# TASK DIRECTIONS
Write out all of the entries that follow, word for word, but skip the pictures.
## start PROVIDED ENTRIES
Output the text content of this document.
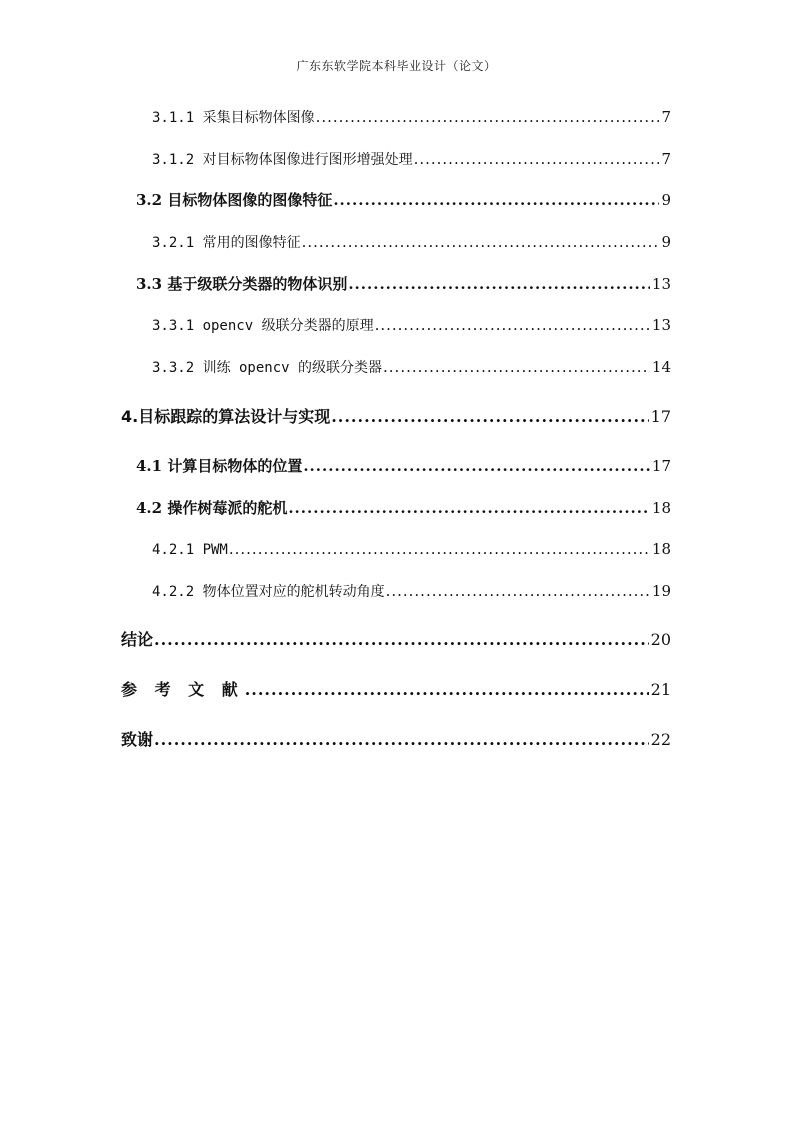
广东东软学院本科毕业设计（论文）
3.1.1 采集目标物体图像 .....	7
3.1.2 对目标物体图像进行图形增强处理 .....	7
3.2 目标物体图像的图像特征 .....	9
3.2.1 常用的图像特征 .....	9
3.3 基于级联分类器的物体识别 .....	13
3.3.1 opencv 级联分类器的原理 .....	13
3.3.2 训练 opencv 的级联分类器 .....	14
4.目标跟踪的算法设计与实现 .....	17
4.1 计算目标物体的位置 .....	17
4.2 操作树莓派的舵机 .....	18
4.2.1 PWM .....	18
4.2.2 物体位置对应的舵机转动角度 .....	19
结论 .....	20
参 考 文 献 .....	21
致谢 .....	22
## end PROVIDED ENTRIES
# RESULT
Output the text content of this document.
广东东软学院本科毕业设计（论文）
3.1.1 采集目标物体图像 .....	7
3.1.2 对目标物体图像进行图形增强处理 .....	7
3.2 目标物体图像的图像特征 .....	9
3.2.1 常用的图像特征 .....	9
3.3 基于级联分类器的物体识别 .....	13
3.3.1 opencv 级联分类器的原理 .....	13
3.3.2 训练 opencv 的级联分类器 .....	14
4.目标跟踪的算法设计与实现 .....	17
4.1 计算目标物体的位置 .....	17
4.2 操作树莓派的舵机 .....	18
4.2.1 PWM .....	18
4.2.2 物体位置对应的舵机转动角度 .....	19
结论 .....	20
参 考 文 献 .....	21
致谢 .....	22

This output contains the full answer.